§ Exercise details:
Each entry below must be repeated word for word.

§ Exercise materials:
>>>>

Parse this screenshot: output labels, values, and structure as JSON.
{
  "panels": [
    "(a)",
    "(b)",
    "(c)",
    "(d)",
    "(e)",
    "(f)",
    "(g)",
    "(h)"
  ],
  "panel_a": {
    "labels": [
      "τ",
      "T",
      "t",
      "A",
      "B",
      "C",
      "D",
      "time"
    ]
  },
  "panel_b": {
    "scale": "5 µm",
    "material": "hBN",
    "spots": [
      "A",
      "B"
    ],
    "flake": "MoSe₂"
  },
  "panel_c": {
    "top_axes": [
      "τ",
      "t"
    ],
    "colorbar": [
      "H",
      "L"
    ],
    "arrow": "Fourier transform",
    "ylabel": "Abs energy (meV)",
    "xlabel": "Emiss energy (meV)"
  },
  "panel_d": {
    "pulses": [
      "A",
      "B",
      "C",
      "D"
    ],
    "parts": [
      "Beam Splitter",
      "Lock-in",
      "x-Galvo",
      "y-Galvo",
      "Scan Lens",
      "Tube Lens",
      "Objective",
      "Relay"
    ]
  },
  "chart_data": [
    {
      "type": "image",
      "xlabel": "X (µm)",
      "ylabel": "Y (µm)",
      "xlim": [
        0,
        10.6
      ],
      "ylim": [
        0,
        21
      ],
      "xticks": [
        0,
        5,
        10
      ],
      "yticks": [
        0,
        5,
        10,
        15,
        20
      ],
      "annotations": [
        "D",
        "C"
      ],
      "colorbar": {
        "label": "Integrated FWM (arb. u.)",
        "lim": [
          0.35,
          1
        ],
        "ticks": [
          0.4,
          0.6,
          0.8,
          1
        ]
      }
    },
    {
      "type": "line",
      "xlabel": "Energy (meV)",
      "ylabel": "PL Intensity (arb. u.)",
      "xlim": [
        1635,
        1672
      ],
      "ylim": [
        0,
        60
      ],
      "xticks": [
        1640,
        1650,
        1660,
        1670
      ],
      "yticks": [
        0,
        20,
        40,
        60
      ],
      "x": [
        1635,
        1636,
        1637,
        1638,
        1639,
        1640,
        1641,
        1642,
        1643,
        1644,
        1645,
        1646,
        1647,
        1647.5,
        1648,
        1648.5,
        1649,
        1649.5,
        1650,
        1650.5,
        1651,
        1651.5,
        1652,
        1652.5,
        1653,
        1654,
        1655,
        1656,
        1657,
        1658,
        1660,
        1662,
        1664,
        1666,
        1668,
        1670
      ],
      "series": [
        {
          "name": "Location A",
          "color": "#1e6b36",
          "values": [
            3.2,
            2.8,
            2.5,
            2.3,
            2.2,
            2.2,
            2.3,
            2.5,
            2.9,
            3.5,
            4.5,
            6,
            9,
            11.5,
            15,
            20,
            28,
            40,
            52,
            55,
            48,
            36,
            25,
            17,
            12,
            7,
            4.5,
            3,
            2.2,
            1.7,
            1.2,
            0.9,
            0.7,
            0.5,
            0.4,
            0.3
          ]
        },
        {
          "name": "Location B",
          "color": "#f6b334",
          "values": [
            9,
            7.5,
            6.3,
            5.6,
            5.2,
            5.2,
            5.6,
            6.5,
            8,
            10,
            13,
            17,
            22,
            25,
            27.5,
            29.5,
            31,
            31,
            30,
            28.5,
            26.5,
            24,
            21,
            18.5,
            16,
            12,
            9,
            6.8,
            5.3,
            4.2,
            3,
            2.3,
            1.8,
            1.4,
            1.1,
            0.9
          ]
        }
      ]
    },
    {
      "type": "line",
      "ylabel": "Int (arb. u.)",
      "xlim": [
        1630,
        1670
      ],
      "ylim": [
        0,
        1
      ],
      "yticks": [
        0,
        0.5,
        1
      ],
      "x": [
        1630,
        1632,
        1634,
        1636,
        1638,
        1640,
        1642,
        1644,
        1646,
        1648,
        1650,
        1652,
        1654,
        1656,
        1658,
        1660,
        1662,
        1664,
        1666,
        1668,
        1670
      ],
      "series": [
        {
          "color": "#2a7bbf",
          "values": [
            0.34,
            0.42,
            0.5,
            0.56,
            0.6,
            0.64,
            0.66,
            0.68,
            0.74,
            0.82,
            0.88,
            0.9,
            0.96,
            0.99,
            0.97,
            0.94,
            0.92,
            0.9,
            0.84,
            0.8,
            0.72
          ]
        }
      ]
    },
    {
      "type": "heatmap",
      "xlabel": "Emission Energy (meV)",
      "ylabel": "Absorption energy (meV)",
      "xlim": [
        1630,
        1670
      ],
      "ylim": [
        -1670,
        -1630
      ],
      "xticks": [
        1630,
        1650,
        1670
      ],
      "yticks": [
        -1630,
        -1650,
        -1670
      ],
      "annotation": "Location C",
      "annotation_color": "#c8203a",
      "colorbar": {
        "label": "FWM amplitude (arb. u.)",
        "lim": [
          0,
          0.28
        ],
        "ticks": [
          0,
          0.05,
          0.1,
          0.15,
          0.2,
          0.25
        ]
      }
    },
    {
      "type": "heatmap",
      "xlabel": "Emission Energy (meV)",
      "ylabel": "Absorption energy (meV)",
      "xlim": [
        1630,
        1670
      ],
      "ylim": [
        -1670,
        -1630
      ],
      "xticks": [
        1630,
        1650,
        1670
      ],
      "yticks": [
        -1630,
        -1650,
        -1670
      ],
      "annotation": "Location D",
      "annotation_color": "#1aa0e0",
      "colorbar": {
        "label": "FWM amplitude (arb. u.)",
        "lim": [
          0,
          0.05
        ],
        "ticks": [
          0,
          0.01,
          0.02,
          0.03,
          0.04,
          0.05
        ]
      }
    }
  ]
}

<<<<

§ Exercise solution:
Parse this screenshot: output labels, values, and structure as JSON.
{
  "panels": [
    "(a)",
    "(b)",
    "(c)",
    "(d)",
    "(e)",
    "(f)",
    "(g)",
    "(h)"
  ],
  "panel_a": {
    "labels": [
      "τ",
      "T",
      "t",
      "A",
      "B",
      "C",
      "D",
      "time"
    ]
  },
  "panel_b": {
    "scale": "5 µm",
    "material": "hBN",
    "spots": [
      "A",
      "B"
    ],
    "flake": "MoSe₂"
  },
  "panel_c": {
    "top_axes": [
      "τ",
      "t"
    ],
    "colorbar": [
      "H",
      "L"
    ],
    "arrow": "Fourier transform",
    "ylabel": "Abs energy (meV)",
    "xlabel": "Emiss energy (meV)"
  },
  "panel_d": {
    "pulses": [
      "A",
      "B",
      "C",
      "D"
    ],
    "parts": [
      "Beam Splitter",
      "Lock-in",
      "x-Galvo",
      "y-Galvo",
      "Scan Lens",
      "Tube Lens",
      "Objective",
      "Relay"
    ]
  },
  "chart_data": [
    {
      "type": "image",
      "xlabel": "X (µm)",
      "ylabel": "Y (µm)",
      "xlim": [
        0,
        10.6
      ],
      "ylim": [
        0,
        21
      ],
      "xticks": [
        0,
        5,
        10
      ],
      "yticks": [
        0,
        5,
        10,
        15,
        20
      ],
      "annotations": [
        "D",
        "C"
      ],
      "colorbar": {
        "label": "Integrated FWM (arb. u.)",
        "lim": [
          0.35,
          1
        ],
        "ticks": [
          0.4,
          0.6,
          0.8,
          1
        ]
      }
    },
    {
      "type": "line",
      "xlabel": "Energy (meV)",
      "ylabel": "PL Intensity (arb. u.)",
      "xlim": [
        1635,
        1672
      ],
      "ylim": [
        0,
        60
      ],
      "xticks": [
        1640,
        1650,
        1660,
        1670
      ],
      "yticks": [
        0,
        20,
        40,
        60
      ],
      "x": [
        1635,
        1636,
        1637,
        1638,
        1639,
        1640,
        1641,
        1642,
        1643,
        1644,
        1645,
        1646,
        1647,
        1647.5,
        1648,
        1648.5,
        1649,
        1649.5,
        1650,
        1650.5,
        1651,
        1651.5,
        1652,
        1652.5,
        1653,
        1654,
        1655,
        1656,
        1657,
        1658,
        1660,
        1662,
        1664,
        1666,
        1668,
        1670
      ],
      "series": [
        {
          "name": "Location A",
          "color": "#1e6b36",
          "values": [
            3.2,
            2.8,
            2.5,
            2.3,
            2.2,
            2.2,
            2.3,
            2.5,
            2.9,
            3.5,
            4.5,
            6,
            9,
            11.5,
            15,
            20,
            28,
            40,
            52,
            55,
            48,
            36,
            25,
            17,
            12,
            7,
            4.5,
            3,
            2.2,
            1.7,
            1.2,
            0.9,
            0.7,
            0.5,
            0.4,
            0.3
          ]
        },
        {
          "name": "Location B",
          "color": "#f6b334",
          "values": [
            9,
            7.5,
            6.3,
            5.6,
            5.2,
            5.2,
            5.6,
            6.5,
            8,
            10,
            13,
            17,
            22,
            25,
            27.5,
            29.5,
            31,
            31,
            30,
            28.5,
            26.5,
            24,
            21,
            18.5,
            16,
            12,
            9,
            6.8,
            5.3,
            4.2,
            3,
            2.3,
            1.8,
            1.4,
            1.1,
            0.9
          ]
        }
      ]
    },
    {
      "type": "line",
      "ylabel": "Int (arb. u.)",
      "xlim": [
        1630,
        1670
      ],
      "ylim": [
        0,
        1
      ],
      "yticks": [
        0,
        0.5,
        1
      ],
      "x": [
        1630,
        1632,
        1634,
        1636,
        1638,
        1640,
        1642,
        1644,
        1646,
        1648,
        1650,
        1652,
        1654,
        1656,
        1658,
        1660,
        1662,
        1664,
        1666,
        1668,
        1670
      ],
      "series": [
        {
          "color": "#2a7bbf",
          "values": [
            0.34,
            0.42,
            0.5,
            0.56,
            0.6,
            0.64,
            0.66,
            0.68,
            0.74,
            0.82,
            0.88,
            0.9,
            0.96,
            0.99,
            0.97,
            0.94,
            0.92,
            0.9,
            0.84,
            0.8,
            0.72
          ]
        }
      ]
    },
    {
      "type": "heatmap",
      "xlabel": "Emission Energy (meV)",
      "ylabel": "Absorption energy (meV)",
      "xlim": [
        1630,
        1670
      ],
      "ylim": [
        -1670,
        -1630
      ],
      "xticks": [
        1630,
        1650,
        1670
      ],
      "yticks": [
        -1630,
        -1650,
        -1670
      ],
      "annotation": "Location C",
      "annotation_color": "#c8203a",
      "colorbar": {
        "label": "FWM amplitude (arb. u.)",
        "lim": [
          0,
          0.28
        ],
        "ticks": [
          0,
          0.05,
          0.1,
          0.15,
          0.2,
          0.25
        ]
      }
    },
    {
      "type": "heatmap",
      "xlabel": "Emission Energy (meV)",
      "ylabel": "Absorption energy (meV)",
      "xlim": [
        1630,
        1670
      ],
      "ylim": [
        -1670,
        -1630
      ],
      "xticks": [
        1630,
        1650,
        1670
      ],
      "yticks": [
        -1630,
        -1650,
        -1670
      ],
      "annotation": "Location D",
      "annotation_color": "#1aa0e0",
      "colorbar": {
        "label": "FWM amplitude (arb. u.)",
        "lim": [
          0,
          0.05
        ],
        "ticks": [
          0,
          0.01,
          0.02,
          0.03,
          0.04,
          0.05
        ]
      }
    }
  ]
}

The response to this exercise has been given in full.